→ **REQUIREMENTS**: Print all of the entries exactly, minus the pictures.

───

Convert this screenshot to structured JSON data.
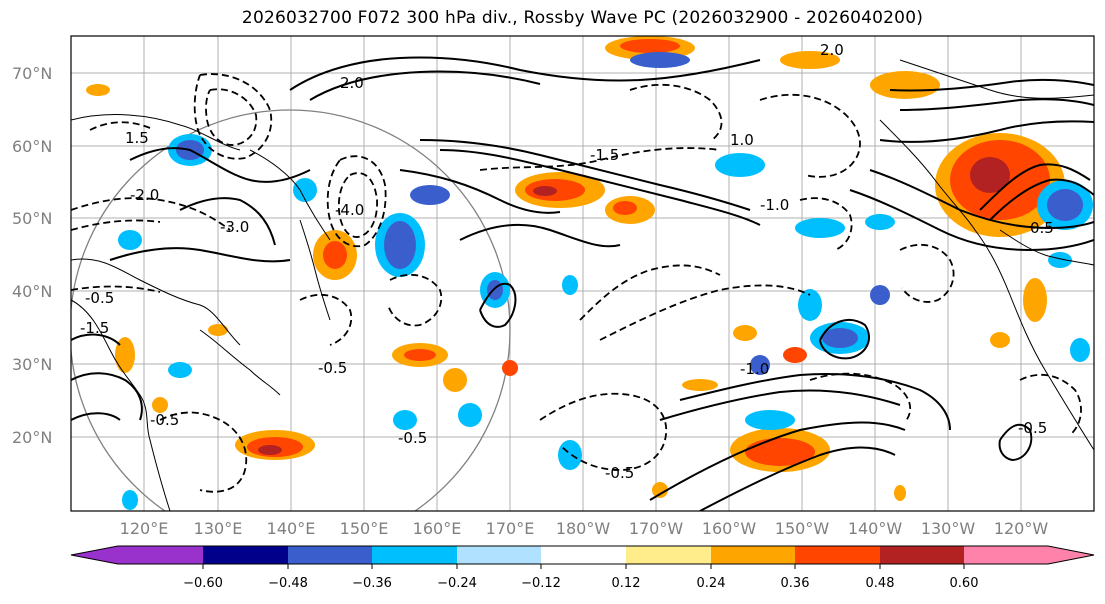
{
  "title": "2026032700 F072 300 hPa div., Rossby Wave PC (2026032900 - 2026040200)",
  "lat_labels": [
    "70°N",
    "60°N",
    "50°N",
    "40°N",
    "30°N",
    "20°N"
  ],
  "lon_labels": [
    "120°E",
    "130°E",
    "140°E",
    "150°E",
    "160°E",
    "170°E",
    "180°W",
    "170°W",
    "160°W",
    "150°W",
    "140°W",
    "130°W",
    "120°W"
  ],
  "colorbar": {
    "ticks": [
      "−0.60",
      "−0.48",
      "−0.36",
      "−0.24",
      "−0.12",
      "0.12",
      "0.24",
      "0.36",
      "0.48",
      "0.60"
    ],
    "colors": [
      "#9932cc",
      "#00008b",
      "#3a5fcd",
      "#00bfff",
      "#b0e2ff",
      "#ffffff",
      "#ffec8b",
      "#ffa500",
      "#ff4500",
      "#b22222",
      "#ff82ab"
    ]
  },
  "contour_labels": [
    "-0.5",
    "-1.0",
    "-1.5",
    "-2.0",
    "-4.0",
    "-3.0",
    "1.5",
    "1.0",
    "2.0",
    "0.5",
    "-0.5",
    "-0.5",
    "-0.5",
    "-0.5",
    "-0.5",
    "-1.5",
    "-1.0",
    "2.0"
  ]
}
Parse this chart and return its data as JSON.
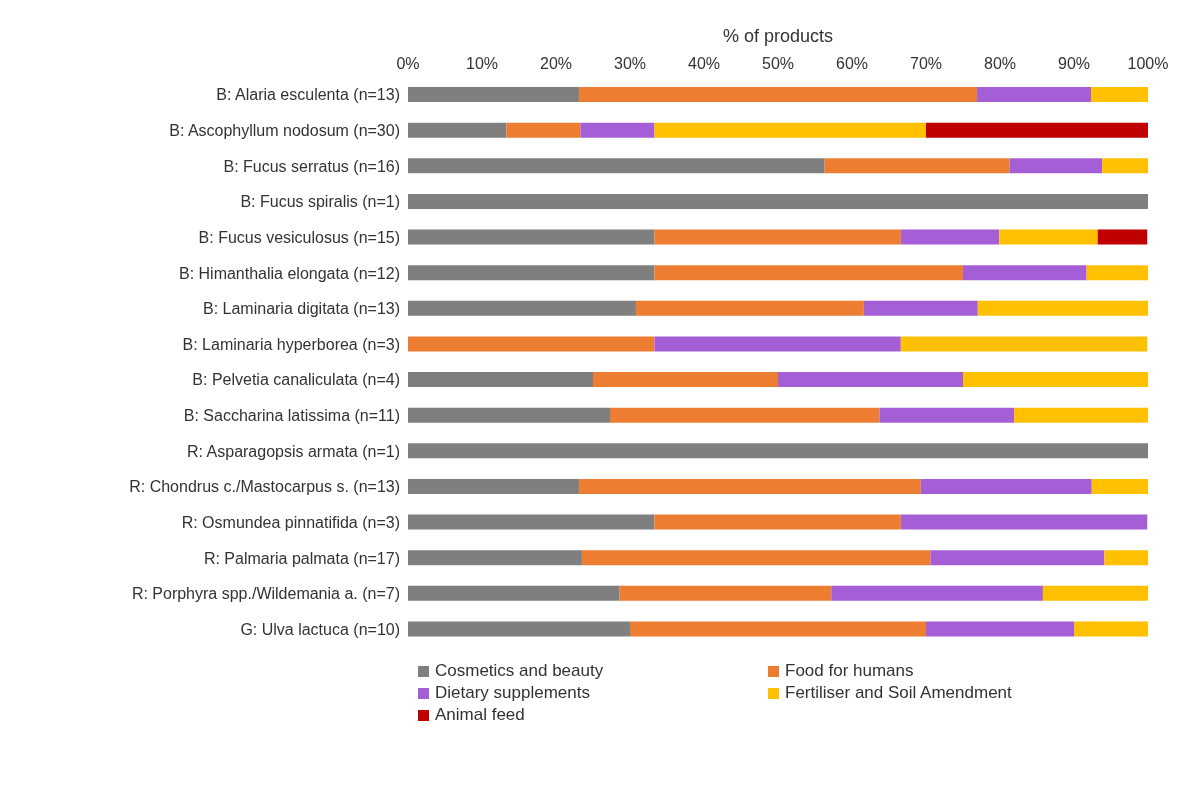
{
  "chart_data": {
    "type": "bar",
    "orientation": "horizontal",
    "stacked": true,
    "xlabel": "% of products",
    "categories": [
      "B: Alaria esculenta (n=13)",
      "B: Ascophyllum nodosum (n=30)",
      "B: Fucus serratus (n=16)",
      "B: Fucus spiralis (n=1)",
      "B: Fucus vesiculosus (n=15)",
      "B: Himanthalia elongata (n=12)",
      "B: Laminaria digitata (n=13)",
      "B: Laminaria hyperborea (n=3)",
      "B: Pelvetia canaliculata (n=4)",
      "B: Saccharina latissima (n=11)",
      "R: Asparagopsis armata (n=1)",
      "R: Chondrus c./Mastocarpus s. (n=13)",
      "R: Osmundea pinnatifida (n=3)",
      "R: Palmaria palmata (n=17)",
      "R: Porphyra spp./Wildemania a. (n=7)",
      "G: Ulva lactuca (n=10)"
    ],
    "series": [
      {
        "name": "Cosmetics and beauty",
        "color": "#7f7f7f",
        "values": [
          23.1,
          13.3,
          56.3,
          100,
          33.3,
          33.3,
          30.8,
          0,
          25,
          27.3,
          100,
          23.1,
          33.3,
          23.5,
          28.6,
          30
        ]
      },
      {
        "name": "Food for humans",
        "color": "#ed7d31",
        "values": [
          53.8,
          10,
          25,
          0,
          33.3,
          41.7,
          30.8,
          33.3,
          25,
          36.4,
          0,
          46.2,
          33.3,
          47.1,
          28.6,
          40
        ]
      },
      {
        "name": "Dietary supplements",
        "color": "#a55fd6",
        "values": [
          15.4,
          10,
          12.5,
          0,
          13.3,
          16.7,
          15.4,
          33.3,
          25,
          18.2,
          0,
          23.1,
          33.3,
          23.5,
          28.6,
          20
        ]
      },
      {
        "name": "Fertiliser and Soil Amendment",
        "color": "#ffc000",
        "values": [
          7.7,
          36.7,
          6.2,
          0,
          13.3,
          8.3,
          23,
          33.3,
          25,
          18.1,
          0,
          7.6,
          0,
          5.9,
          14.2,
          10
        ]
      },
      {
        "name": "Animal feed",
        "color": "#c00000",
        "values": [
          0,
          30,
          0,
          0,
          6.7,
          0,
          0,
          0,
          0,
          0,
          0,
          0,
          0,
          0,
          0,
          0
        ]
      }
    ],
    "xlim": [
      0,
      100
    ],
    "xticks": [
      {
        "value": 0,
        "label": "0%"
      },
      {
        "value": 10,
        "label": "10%"
      },
      {
        "value": 20,
        "label": "20%"
      },
      {
        "value": 30,
        "label": "30%"
      },
      {
        "value": 40,
        "label": "40%"
      },
      {
        "value": 50,
        "label": "50%"
      },
      {
        "value": 60,
        "label": "60%"
      },
      {
        "value": 70,
        "label": "70%"
      },
      {
        "value": 80,
        "label": "80%"
      },
      {
        "value": 90,
        "label": "90%"
      },
      {
        "value": 100,
        "label": "100%"
      }
    ],
    "grid": false,
    "legend": "bottom"
  }
}
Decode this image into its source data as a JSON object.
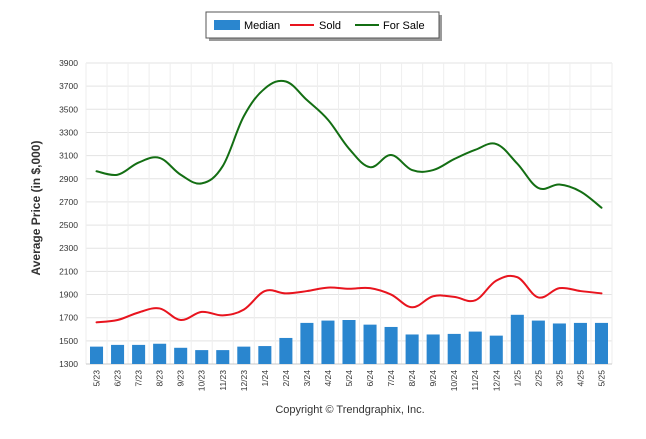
{
  "chart_data": {
    "type": "bar+line",
    "categories": [
      "5/23",
      "6/23",
      "7/23",
      "8/23",
      "9/23",
      "10/23",
      "11/23",
      "12/23",
      "1/24",
      "2/24",
      "3/24",
      "4/24",
      "5/24",
      "6/24",
      "7/24",
      "8/24",
      "9/24",
      "10/24",
      "11/24",
      "12/24",
      "1/25",
      "2/25",
      "3/25",
      "4/25",
      "5/25"
    ],
    "series": [
      {
        "name": "Median",
        "kind": "bar",
        "color": "#2a86cf",
        "values": [
          1450,
          1465,
          1465,
          1475,
          1440,
          1420,
          1420,
          1450,
          1455,
          1525,
          1655,
          1675,
          1680,
          1640,
          1620,
          1555,
          1555,
          1560,
          1580,
          1545,
          1725,
          1675,
          1650,
          1655,
          1655
        ]
      },
      {
        "name": "Sold",
        "kind": "line",
        "color": "#e8141e",
        "values": [
          1660,
          1680,
          1745,
          1780,
          1680,
          1750,
          1720,
          1770,
          1930,
          1910,
          1930,
          1960,
          1950,
          1955,
          1900,
          1790,
          1885,
          1880,
          1850,
          2020,
          2050,
          1875,
          1955,
          1930,
          1910
        ]
      },
      {
        "name": "For Sale",
        "kind": "line",
        "color": "#136e13",
        "values": [
          2965,
          2935,
          3040,
          3080,
          2935,
          2860,
          3010,
          3440,
          3680,
          3740,
          3580,
          3410,
          3160,
          3000,
          3105,
          2975,
          2975,
          3070,
          3150,
          3200,
          3030,
          2820,
          2850,
          2790,
          2650
        ]
      }
    ],
    "ylabel": "Average Price (in $,000)",
    "ylim": [
      1300,
      3900
    ],
    "yticks": [
      1300,
      1500,
      1700,
      1900,
      2100,
      2300,
      2500,
      2700,
      2900,
      3100,
      3300,
      3500,
      3700,
      3900
    ],
    "grid": true,
    "legend_position": "top-center",
    "footer": "Copyright © Trendgraphix, Inc."
  }
}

───

→ **THE OUTPUT**:
Convert this screenshot to structured JSON data.
{
  "title": "2026032700 F072 300 hPa div., Rossby Wave PC (2026032900 - 2026040200)",
  "lat_labels": [
    "70°N",
    "60°N",
    "50°N",
    "40°N",
    "30°N",
    "20°N"
  ],
  "lon_labels": [
    "120°E",
    "130°E",
    "140°E",
    "150°E",
    "160°E",
    "170°E",
    "180°W",
    "170°W",
    "160°W",
    "150°W",
    "140°W",
    "130°W",
    "120°W"
  ],
  "colorbar": {
    "ticks": [
      "−0.60",
      "−0.48",
      "−0.36",
      "−0.24",
      "−0.12",
      "0.12",
      "0.24",
      "0.36",
      "0.48",
      "0.60"
    ],
    "colors": [
      "#9932cc",
      "#00008b",
      "#3a5fcd",
      "#00bfff",
      "#b0e2ff",
      "#ffffff",
      "#ffec8b",
      "#ffa500",
      "#ff4500",
      "#b22222",
      "#ff82ab"
    ]
  },
  "contour_labels": [
    "-0.5",
    "-1.0",
    "-1.5",
    "-2.0",
    "-4.0",
    "-3.0",
    "1.5",
    "1.0",
    "2.0",
    "0.5",
    "-0.5",
    "-0.5",
    "-0.5",
    "-0.5",
    "-0.5",
    "-1.5",
    "-1.0",
    "2.0"
  ]
}
Parse this chart and return its data as JSON.
{
  "chart_data": {
    "type": "bar",
    "orientation": "horizontal",
    "stacked": true,
    "xlabel": "% of products",
    "categories": [
      "B: Alaria esculenta (n=13)",
      "B: Ascophyllum nodosum (n=30)",
      "B: Fucus serratus (n=16)",
      "B: Fucus spiralis (n=1)",
      "B: Fucus vesiculosus (n=15)",
      "B: Himanthalia elongata (n=12)",
      "B: Laminaria digitata (n=13)",
      "B: Laminaria hyperborea (n=3)",
      "B: Pelvetia canaliculata (n=4)",
      "B: Saccharina latissima (n=11)",
      "R: Asparagopsis armata (n=1)",
      "R: Chondrus c./Mastocarpus s. (n=13)",
      "R: Osmundea pinnatifida (n=3)",
      "R: Palmaria palmata (n=17)",
      "R: Porphyra spp./Wildemania a. (n=7)",
      "G: Ulva lactuca (n=10)"
    ],
    "series": [
      {
        "name": "Cosmetics and beauty",
        "color": "#7f7f7f",
        "values": [
          23.1,
          13.3,
          56.3,
          100,
          33.3,
          33.3,
          30.8,
          0,
          25,
          27.3,
          100,
          23.1,
          33.3,
          23.5,
          28.6,
          30
        ]
      },
      {
        "name": "Food for humans",
        "color": "#ed7d31",
        "values": [
          53.8,
          10,
          25,
          0,
          33.3,
          41.7,
          30.8,
          33.3,
          25,
          36.4,
          0,
          46.2,
          33.3,
          47.1,
          28.6,
          40
        ]
      },
      {
        "name": "Dietary supplements",
        "color": "#a55fd6",
        "values": [
          15.4,
          10,
          12.5,
          0,
          13.3,
          16.7,
          15.4,
          33.3,
          25,
          18.2,
          0,
          23.1,
          33.3,
          23.5,
          28.6,
          20
        ]
      },
      {
        "name": "Fertiliser and Soil Amendment",
        "color": "#ffc000",
        "values": [
          7.7,
          36.7,
          6.2,
          0,
          13.3,
          8.3,
          23,
          33.3,
          25,
          18.1,
          0,
          7.6,
          0,
          5.9,
          14.2,
          10
        ]
      },
      {
        "name": "Animal feed",
        "color": "#c00000",
        "values": [
          0,
          30,
          0,
          0,
          6.7,
          0,
          0,
          0,
          0,
          0,
          0,
          0,
          0,
          0,
          0,
          0
        ]
      }
    ],
    "xlim": [
      0,
      100
    ],
    "xticks": [
      {
        "value": 0,
        "label": "0%"
      },
      {
        "value": 10,
        "label": "10%"
      },
      {
        "value": 20,
        "label": "20%"
      },
      {
        "value": 30,
        "label": "30%"
      },
      {
        "value": 40,
        "label": "40%"
      },
      {
        "value": 50,
        "label": "50%"
      },
      {
        "value": 60,
        "label": "60%"
      },
      {
        "value": 70,
        "label": "70%"
      },
      {
        "value": 80,
        "label": "80%"
      },
      {
        "value": 90,
        "label": "90%"
      },
      {
        "value": 100,
        "label": "100%"
      }
    ],
    "grid": false,
    "legend": "bottom"
  }
}
Decode this image into its source data as a JSON object.
{
  "chart_data": {
    "type": "bar+line",
    "categories": [
      "5/23",
      "6/23",
      "7/23",
      "8/23",
      "9/23",
      "10/23",
      "11/23",
      "12/23",
      "1/24",
      "2/24",
      "3/24",
      "4/24",
      "5/24",
      "6/24",
      "7/24",
      "8/24",
      "9/24",
      "10/24",
      "11/24",
      "12/24",
      "1/25",
      "2/25",
      "3/25",
      "4/25",
      "5/25"
    ],
    "series": [
      {
        "name": "Median",
        "kind": "bar",
        "color": "#2a86cf",
        "values": [
          1450,
          1465,
          1465,
          1475,
          1440,
          1420,
          1420,
          1450,
          1455,
          1525,
          1655,
          1675,
          1680,
          1640,
          1620,
          1555,
          1555,
          1560,
          1580,
          1545,
          1725,
          1675,
          1650,
          1655,
          1655
        ]
      },
      {
        "name": "Sold",
        "kind": "line",
        "color": "#e8141e",
        "values": [
          1660,
          1680,
          1745,
          1780,
          1680,
          1750,
          1720,
          1770,
          1930,
          1910,
          1930,
          1960,
          1950,
          1955,
          1900,
          1790,
          1885,
          1880,
          1850,
          2020,
          2050,
          1875,
          1955,
          1930,
          1910
        ]
      },
      {
        "name": "For Sale",
        "kind": "line",
        "color": "#136e13",
        "values": [
          2965,
          2935,
          3040,
          3080,
          2935,
          2860,
          3010,
          3440,
          3680,
          3740,
          3580,
          3410,
          3160,
          3000,
          3105,
          2975,
          2975,
          3070,
          3150,
          3200,
          3030,
          2820,
          2850,
          2790,
          2650
        ]
      }
    ],
    "ylabel": "Average Price (in $,000)",
    "ylim": [
      1300,
      3900
    ],
    "yticks": [
      1300,
      1500,
      1700,
      1900,
      2100,
      2300,
      2500,
      2700,
      2900,
      3100,
      3300,
      3500,
      3700,
      3900
    ],
    "grid": true,
    "legend_position": "top-center",
    "footer": "Copyright © Trendgraphix, Inc."
  }
}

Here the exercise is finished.